WHAT YOU SHOULD DO ▸
Repeat each record below exactly, dropping the pictures.
** Start RECORDS FOR THIS TASK **
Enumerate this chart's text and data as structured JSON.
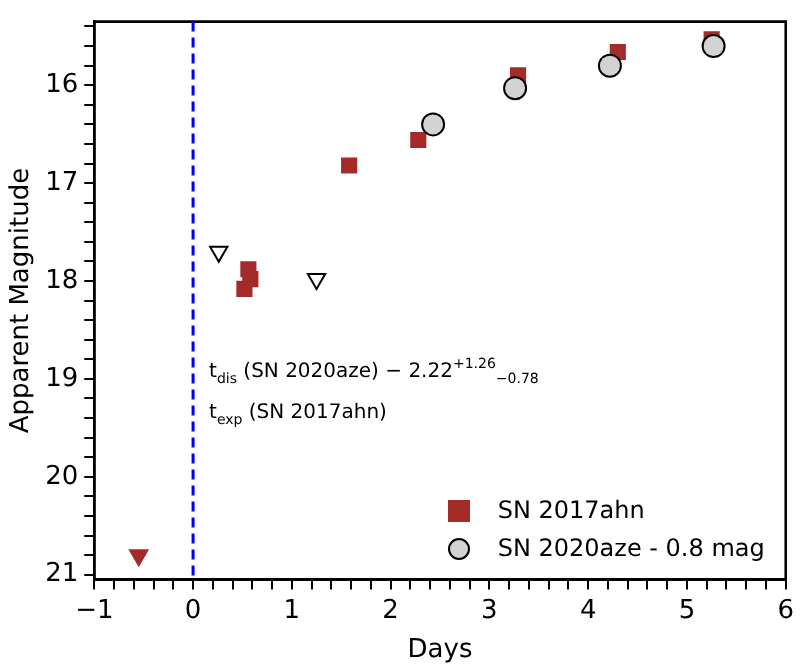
{
  "chart_data": {
    "type": "scatter",
    "xlabel": "Days",
    "ylabel": "Apparent Magnitude",
    "series": [
      {
        "name": "SN 2017ahn",
        "color": "#a52a2a",
        "marker": "square",
        "x": [
          0.52,
          0.56,
          0.58,
          1.58,
          2.28,
          3.29,
          4.3,
          5.25
        ],
        "values": [
          18.08,
          17.88,
          17.98,
          16.82,
          16.56,
          15.9,
          15.66,
          15.53
        ]
      },
      {
        "name": "SN 2020aze - 0.8 mag",
        "color": "#d3d3d3",
        "marker": "circle",
        "x": [
          2.43,
          3.26,
          4.22,
          5.27
        ],
        "values": [
          16.4,
          16.03,
          15.8,
          15.6
        ]
      },
      {
        "color": "#a52a2a",
        "marker": "triangle",
        "x": [
          -0.55
        ],
        "values": [
          20.8
        ]
      },
      {
        "color": "#ffffff",
        "marker": "triangle",
        "x": [
          0.26,
          1.25
        ],
        "values": [
          17.7,
          17.98
        ]
      }
    ],
    "xlim": [
      -1,
      6
    ],
    "xticks": [
      -1,
      {
        "value": -0.8,
        "label": null
      },
      {
        "value": -0.6,
        "label": null
      },
      {
        "value": -0.4,
        "label": null
      },
      {
        "value": -0.2,
        "label": null
      },
      0,
      {
        "value": 0.2,
        "label": null
      },
      {
        "value": 0.4,
        "label": null
      },
      {
        "value": 0.6,
        "label": null
      },
      {
        "value": 0.8,
        "label": null
      },
      1,
      {
        "value": 1.2,
        "label": null
      },
      {
        "value": 1.4,
        "label": null
      },
      {
        "value": 1.6,
        "label": null
      },
      {
        "value": 1.8,
        "label": null
      },
      2,
      {
        "value": 2.2,
        "label": null
      },
      {
        "value": 2.4,
        "label": null
      },
      {
        "value": 2.6,
        "label": null
      },
      {
        "value": 2.8,
        "label": null
      },
      3,
      {
        "value": 3.2,
        "label": null
      },
      {
        "value": 3.4,
        "label": null
      },
      {
        "value": 3.6,
        "label": null
      },
      {
        "value": 3.8,
        "label": null
      },
      4,
      {
        "value": 4.2,
        "label": null
      },
      {
        "value": 4.4,
        "label": null
      },
      {
        "value": 4.6,
        "label": null
      },
      {
        "value": 4.8,
        "label": null
      },
      5,
      {
        "value": 5.2,
        "label": null
      },
      {
        "value": 5.4,
        "label": null
      },
      {
        "value": 5.6,
        "label": null
      },
      {
        "value": 5.8,
        "label": null
      },
      6
    ],
    "ylim": [
      21.05,
      15.35
    ],
    "yticks": [
      {
        "value": 15.4,
        "label": null
      },
      {
        "value": 15.6,
        "label": null
      },
      {
        "value": 15.8,
        "label": null
      },
      16,
      {
        "value": 16.2,
        "label": null
      },
      {
        "value": 16.4,
        "label": null
      },
      {
        "value": 16.6,
        "label": null
      },
      {
        "value": 16.8,
        "label": null
      },
      17,
      {
        "value": 17.2,
        "label": null
      },
      {
        "value": 17.4,
        "label": null
      },
      {
        "value": 17.6,
        "label": null
      },
      {
        "value": 17.8,
        "label": null
      },
      18,
      {
        "value": 18.2,
        "label": null
      },
      {
        "value": 18.4,
        "label": null
      },
      {
        "value": 18.6,
        "label": null
      },
      {
        "value": 18.8,
        "label": null
      },
      19,
      {
        "value": 19.2,
        "label": null
      },
      {
        "value": 19.4,
        "label": null
      },
      {
        "value": 19.6,
        "label": null
      },
      {
        "value": 19.8,
        "label": null
      },
      20,
      {
        "value": 20.2,
        "label": null
      },
      {
        "value": 20.4,
        "label": null
      },
      {
        "value": 20.6,
        "label": null
      },
      {
        "value": 20.8,
        "label": null
      },
      21
    ],
    "ref_lines": [
      {
        "axis": "x",
        "value": 0,
        "color": "#0000ff",
        "line_style": "dashed"
      }
    ],
    "annotations": [
      "t$_{dis}$ (SN 2020aze) − 2.22$^{+1.26}$$_{−0.78}$",
      "t$_{exp}$ (SN 2017ahn)"
    ],
    "grid": false,
    "legend": "bottom right"
  }
}
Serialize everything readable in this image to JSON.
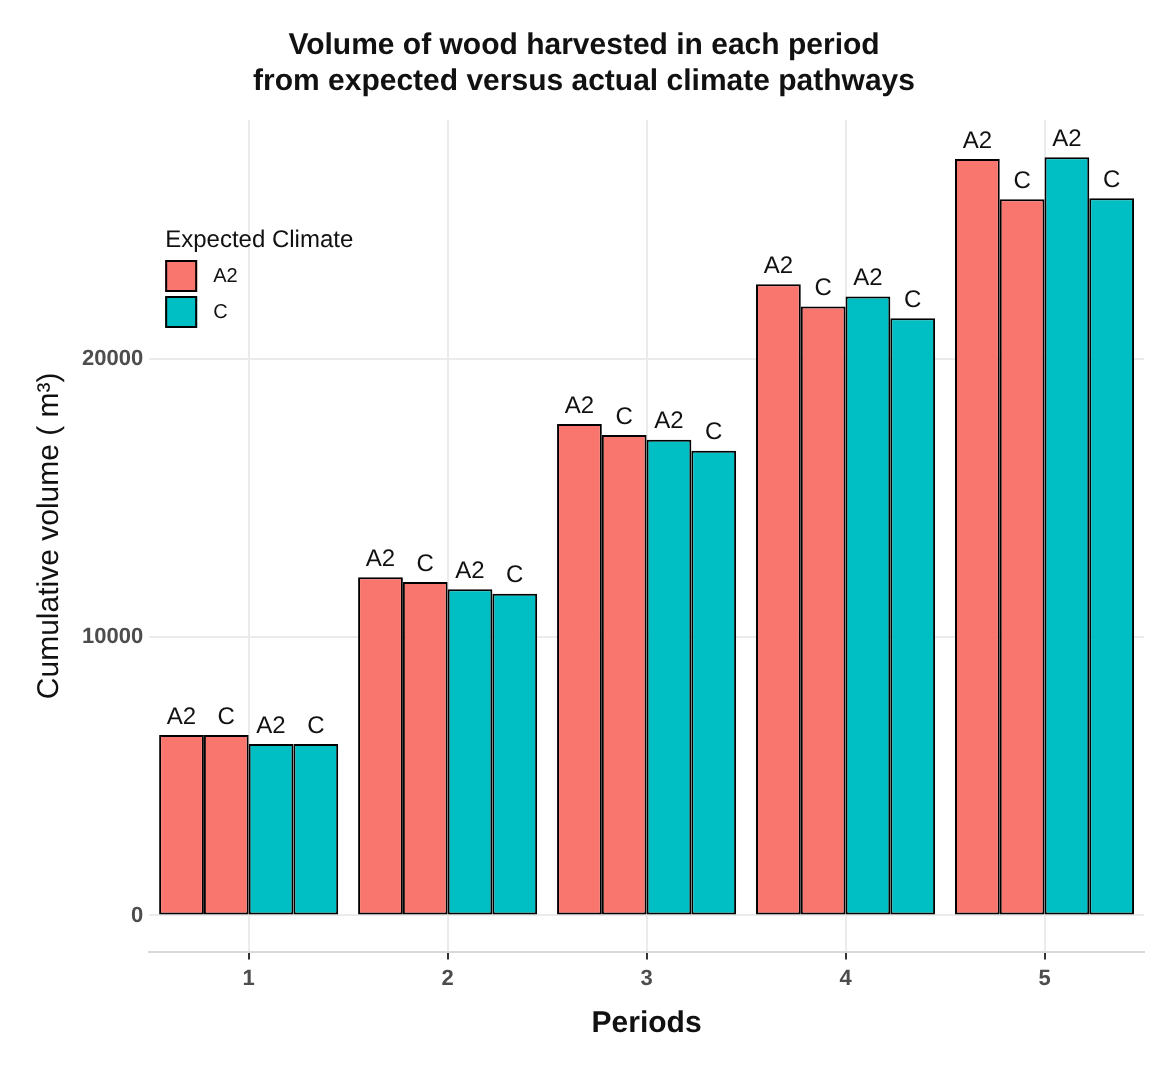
{
  "chart_data": {
    "type": "bar",
    "title": "Volume of wood harvested in each period\nfrom expected versus actual climate pathways",
    "xlabel": "Periods",
    "ylabel": "Cumulative volume ( m³)",
    "legend_title": "Expected Climate",
    "categories": [
      "1",
      "2",
      "3",
      "4",
      "5"
    ],
    "series": [
      {
        "name": "A2",
        "color": "#f8766d",
        "values": [
          6490,
          12160,
          17670,
          22690,
          27200
        ],
        "value_labels": [
          "A2",
          "A2",
          "A2",
          "A2",
          "A2"
        ]
      },
      {
        "color": "#f8766d",
        "values": [
          6490,
          11990,
          17270,
          21890,
          25750
        ],
        "value_labels": [
          "C",
          "C",
          "C",
          "C",
          "C"
        ]
      },
      {
        "name": "C",
        "color": "#00bfc4",
        "values": [
          6160,
          11730,
          17100,
          22250,
          27260
        ],
        "value_labels": [
          "A2",
          "A2",
          "A2",
          "A2",
          "A2"
        ]
      },
      {
        "color": "#00bfc4",
        "values": [
          6160,
          11570,
          16710,
          21470,
          25790
        ],
        "value_labels": [
          "C",
          "C",
          "C",
          "C",
          "C"
        ]
      }
    ],
    "ylim": [
      -1300,
      28600
    ],
    "yticks": [
      0,
      10000,
      20000
    ],
    "grid": true,
    "legend": "top left"
  }
}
** End RECORDS FOR THIS TASK **
COMPLETE OUTPUT ▸
Enumerate this chart's text and data as structured JSON.
{
  "chart_data": {
    "type": "scatter",
    "xlabel": "Days",
    "ylabel": "Apparent Magnitude",
    "series": [
      {
        "name": "SN 2017ahn",
        "color": "#a52a2a",
        "marker": "square",
        "x": [
          0.52,
          0.56,
          0.58,
          1.58,
          2.28,
          3.29,
          4.3,
          5.25
        ],
        "values": [
          18.08,
          17.88,
          17.98,
          16.82,
          16.56,
          15.9,
          15.66,
          15.53
        ]
      },
      {
        "name": "SN 2020aze - 0.8 mag",
        "color": "#d3d3d3",
        "marker": "circle",
        "x": [
          2.43,
          3.26,
          4.22,
          5.27
        ],
        "values": [
          16.4,
          16.03,
          15.8,
          15.6
        ]
      },
      {
        "color": "#a52a2a",
        "marker": "triangle",
        "x": [
          -0.55
        ],
        "values": [
          20.8
        ]
      },
      {
        "color": "#ffffff",
        "marker": "triangle",
        "x": [
          0.26,
          1.25
        ],
        "values": [
          17.7,
          17.98
        ]
      }
    ],
    "xlim": [
      -1,
      6
    ],
    "xticks": [
      -1,
      {
        "value": -0.8,
        "label": null
      },
      {
        "value": -0.6,
        "label": null
      },
      {
        "value": -0.4,
        "label": null
      },
      {
        "value": -0.2,
        "label": null
      },
      0,
      {
        "value": 0.2,
        "label": null
      },
      {
        "value": 0.4,
        "label": null
      },
      {
        "value": 0.6,
        "label": null
      },
      {
        "value": 0.8,
        "label": null
      },
      1,
      {
        "value": 1.2,
        "label": null
      },
      {
        "value": 1.4,
        "label": null
      },
      {
        "value": 1.6,
        "label": null
      },
      {
        "value": 1.8,
        "label": null
      },
      2,
      {
        "value": 2.2,
        "label": null
      },
      {
        "value": 2.4,
        "label": null
      },
      {
        "value": 2.6,
        "label": null
      },
      {
        "value": 2.8,
        "label": null
      },
      3,
      {
        "value": 3.2,
        "label": null
      },
      {
        "value": 3.4,
        "label": null
      },
      {
        "value": 3.6,
        "label": null
      },
      {
        "value": 3.8,
        "label": null
      },
      4,
      {
        "value": 4.2,
        "label": null
      },
      {
        "value": 4.4,
        "label": null
      },
      {
        "value": 4.6,
        "label": null
      },
      {
        "value": 4.8,
        "label": null
      },
      5,
      {
        "value": 5.2,
        "label": null
      },
      {
        "value": 5.4,
        "label": null
      },
      {
        "value": 5.6,
        "label": null
      },
      {
        "value": 5.8,
        "label": null
      },
      6
    ],
    "ylim": [
      21.05,
      15.35
    ],
    "yticks": [
      {
        "value": 15.4,
        "label": null
      },
      {
        "value": 15.6,
        "label": null
      },
      {
        "value": 15.8,
        "label": null
      },
      16,
      {
        "value": 16.2,
        "label": null
      },
      {
        "value": 16.4,
        "label": null
      },
      {
        "value": 16.6,
        "label": null
      },
      {
        "value": 16.8,
        "label": null
      },
      17,
      {
        "value": 17.2,
        "label": null
      },
      {
        "value": 17.4,
        "label": null
      },
      {
        "value": 17.6,
        "label": null
      },
      {
        "value": 17.8,
        "label": null
      },
      18,
      {
        "value": 18.2,
        "label": null
      },
      {
        "value": 18.4,
        "label": null
      },
      {
        "value": 18.6,
        "label": null
      },
      {
        "value": 18.8,
        "label": null
      },
      19,
      {
        "value": 19.2,
        "label": null
      },
      {
        "value": 19.4,
        "label": null
      },
      {
        "value": 19.6,
        "label": null
      },
      {
        "value": 19.8,
        "label": null
      },
      20,
      {
        "value": 20.2,
        "label": null
      },
      {
        "value": 20.4,
        "label": null
      },
      {
        "value": 20.6,
        "label": null
      },
      {
        "value": 20.8,
        "label": null
      },
      21
    ],
    "ref_lines": [
      {
        "axis": "x",
        "value": 0,
        "color": "#0000ff",
        "line_style": "dashed"
      }
    ],
    "annotations": [
      "t$_{dis}$ (SN 2020aze) − 2.22$^{+1.26}$$_{−0.78}$",
      "t$_{exp}$ (SN 2017ahn)"
    ],
    "grid": false,
    "legend": "bottom right"
  }
}
Serialize everything readable in this image to JSON.
{
  "chart_data": {
    "type": "bar",
    "title": "Volume of wood harvested in each period\nfrom expected versus actual climate pathways",
    "xlabel": "Periods",
    "ylabel": "Cumulative volume ( m³)",
    "legend_title": "Expected Climate",
    "categories": [
      "1",
      "2",
      "3",
      "4",
      "5"
    ],
    "series": [
      {
        "name": "A2",
        "color": "#f8766d",
        "values": [
          6490,
          12160,
          17670,
          22690,
          27200
        ],
        "value_labels": [
          "A2",
          "A2",
          "A2",
          "A2",
          "A2"
        ]
      },
      {
        "color": "#f8766d",
        "values": [
          6490,
          11990,
          17270,
          21890,
          25750
        ],
        "value_labels": [
          "C",
          "C",
          "C",
          "C",
          "C"
        ]
      },
      {
        "name": "C",
        "color": "#00bfc4",
        "values": [
          6160,
          11730,
          17100,
          22250,
          27260
        ],
        "value_labels": [
          "A2",
          "A2",
          "A2",
          "A2",
          "A2"
        ]
      },
      {
        "color": "#00bfc4",
        "values": [
          6160,
          11570,
          16710,
          21470,
          25790
        ],
        "value_labels": [
          "C",
          "C",
          "C",
          "C",
          "C"
        ]
      }
    ],
    "ylim": [
      -1300,
      28600
    ],
    "yticks": [
      0,
      10000,
      20000
    ],
    "grid": true,
    "legend": "top left"
  }
}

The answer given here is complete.